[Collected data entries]
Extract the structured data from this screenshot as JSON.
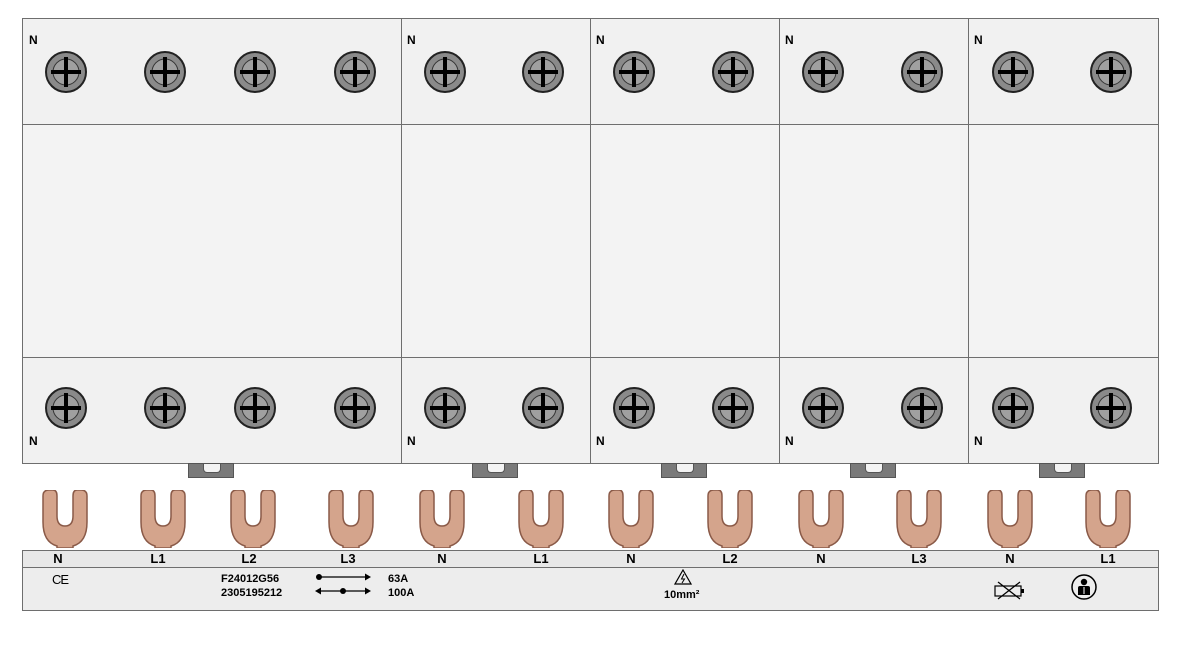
{
  "modules": [
    {
      "n_top": "N",
      "n_bottom": "N"
    },
    {
      "n_top": "N",
      "n_bottom": "N"
    },
    {
      "n_top": "N",
      "n_bottom": "N"
    },
    {
      "n_top": "N",
      "n_bottom": "N"
    },
    {
      "n_top": "N",
      "n_bottom": "N"
    }
  ],
  "busbar": {
    "connections": [
      "N",
      "L1",
      "L2",
      "L3",
      "N",
      "L1",
      "N",
      "L2",
      "N",
      "L3",
      "N",
      "L1"
    ],
    "ce_mark": "CE",
    "part_number": "F24012G56",
    "serial_number": "2305195212",
    "current_rated": "63A",
    "current_max": "100A",
    "cross_section": "10mm²"
  },
  "colors": {
    "fork": "#d4a48c",
    "fork_outline": "#8a5a48",
    "screw_fill": "#8a8a8a",
    "module_fill": "#f3f3f3"
  },
  "icons": [
    "screw-icon",
    "busbar-fork-icon",
    "arrow-right-icon",
    "arrow-double-icon",
    "warning-voltage-icon",
    "no-battery-disposal-icon",
    "electrician-icon"
  ]
}
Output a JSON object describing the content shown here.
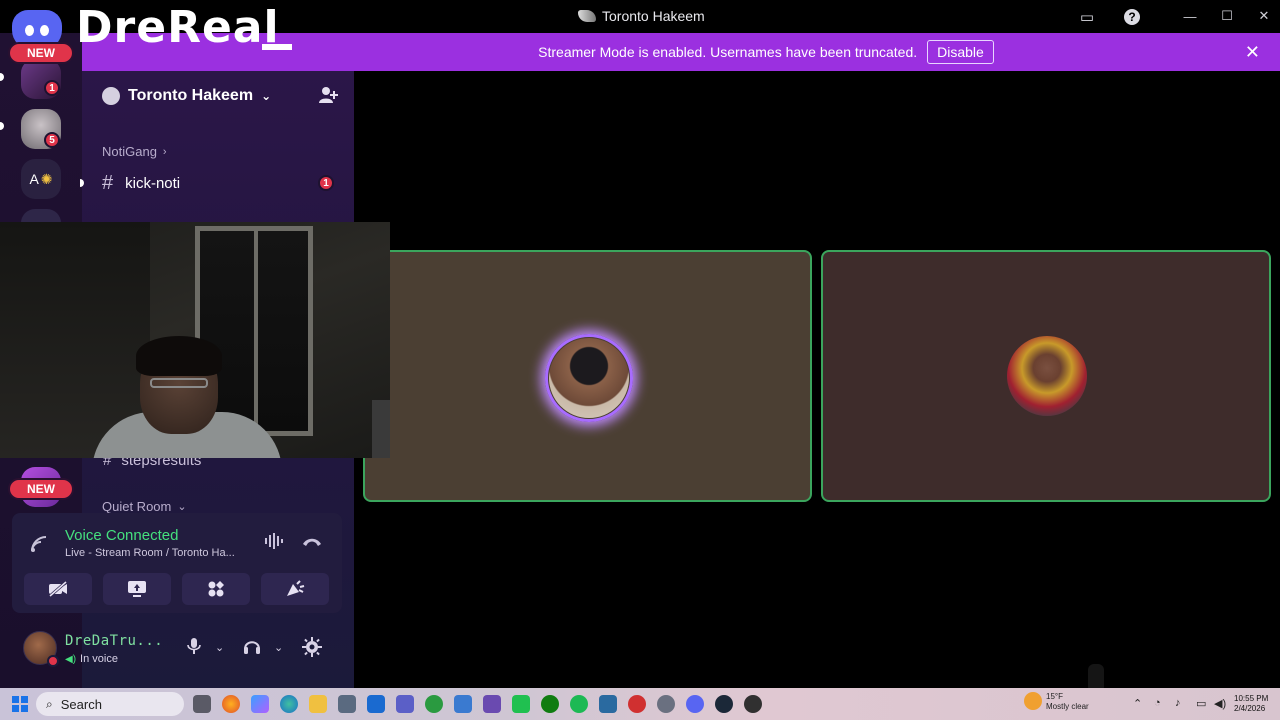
{
  "window": {
    "title": "Toronto Hakeem"
  },
  "overlay": {
    "watermark": "DreReal",
    "new_badge_top": "NEW",
    "new_badge_bottom": "NEW"
  },
  "banner": {
    "text": "Streamer Mode is enabled. Usernames have been truncated.",
    "disable_label": "Disable"
  },
  "rail": {
    "badges": [
      "1",
      "5"
    ],
    "server_initial": "A"
  },
  "sidebar": {
    "server_name": "Toronto Hakeem",
    "categories": [
      {
        "label": "NotiGang"
      },
      {
        "label": "Quiet Room"
      }
    ],
    "channels": [
      {
        "name": "kick-noti",
        "unread": "1"
      },
      {
        "name": "stepsresults"
      }
    ]
  },
  "voice": {
    "status": "Voice Connected",
    "location": "Live - Stream Room / Toronto Ha..."
  },
  "user": {
    "name": "DreDaTru...",
    "status": "In voice"
  },
  "taskbar": {
    "search_placeholder": "Search",
    "weather_temp": "15°F",
    "weather_desc": "Mostly clear",
    "time": "10:55 PM",
    "date": "2/4/2026"
  },
  "colors": {
    "accent_purple": "#9b30e0",
    "voice_green": "#45e07e",
    "speaking_ring": "#a86cff",
    "tile_border": "#3ba55d",
    "badge_red": "#e0344a"
  }
}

Work to be completed
Print the entries above exactly, taking out only the pictures.

The output
Extract the structured data from this screenshot as JSON.
{
  "modules": [
    {
      "n_top": "N",
      "n_bottom": "N"
    },
    {
      "n_top": "N",
      "n_bottom": "N"
    },
    {
      "n_top": "N",
      "n_bottom": "N"
    },
    {
      "n_top": "N",
      "n_bottom": "N"
    },
    {
      "n_top": "N",
      "n_bottom": "N"
    }
  ],
  "busbar": {
    "connections": [
      "N",
      "L1",
      "L2",
      "L3",
      "N",
      "L1",
      "N",
      "L2",
      "N",
      "L3",
      "N",
      "L1"
    ],
    "ce_mark": "CE",
    "part_number": "F24012G56",
    "serial_number": "2305195212",
    "current_rated": "63A",
    "current_max": "100A",
    "cross_section": "10mm²"
  },
  "colors": {
    "fork": "#d4a48c",
    "fork_outline": "#8a5a48",
    "screw_fill": "#8a8a8a",
    "module_fill": "#f3f3f3"
  },
  "icons": [
    "screw-icon",
    "busbar-fork-icon",
    "arrow-right-icon",
    "arrow-double-icon",
    "warning-voltage-icon",
    "no-battery-disposal-icon",
    "electrician-icon"
  ]
}
Output a JSON object describing the content shown here.
{
  "window": {
    "title": "Toronto Hakeem"
  },
  "overlay": {
    "watermark": "DreReal",
    "new_badge_top": "NEW",
    "new_badge_bottom": "NEW"
  },
  "banner": {
    "text": "Streamer Mode is enabled. Usernames have been truncated.",
    "disable_label": "Disable"
  },
  "rail": {
    "badges": [
      "1",
      "5"
    ],
    "server_initial": "A"
  },
  "sidebar": {
    "server_name": "Toronto Hakeem",
    "categories": [
      {
        "label": "NotiGang"
      },
      {
        "label": "Quiet Room"
      }
    ],
    "channels": [
      {
        "name": "kick-noti",
        "unread": "1"
      },
      {
        "name": "stepsresults"
      }
    ]
  },
  "voice": {
    "status": "Voice Connected",
    "location": "Live - Stream Room / Toronto Ha..."
  },
  "user": {
    "name": "DreDaTru...",
    "status": "In voice"
  },
  "taskbar": {
    "search_placeholder": "Search",
    "weather_temp": "15°F",
    "weather_desc": "Mostly clear",
    "time": "10:55 PM",
    "date": "2/4/2026"
  },
  "colors": {
    "accent_purple": "#9b30e0",
    "voice_green": "#45e07e",
    "speaking_ring": "#a86cff",
    "tile_border": "#3ba55d",
    "badge_red": "#e0344a"
  }
}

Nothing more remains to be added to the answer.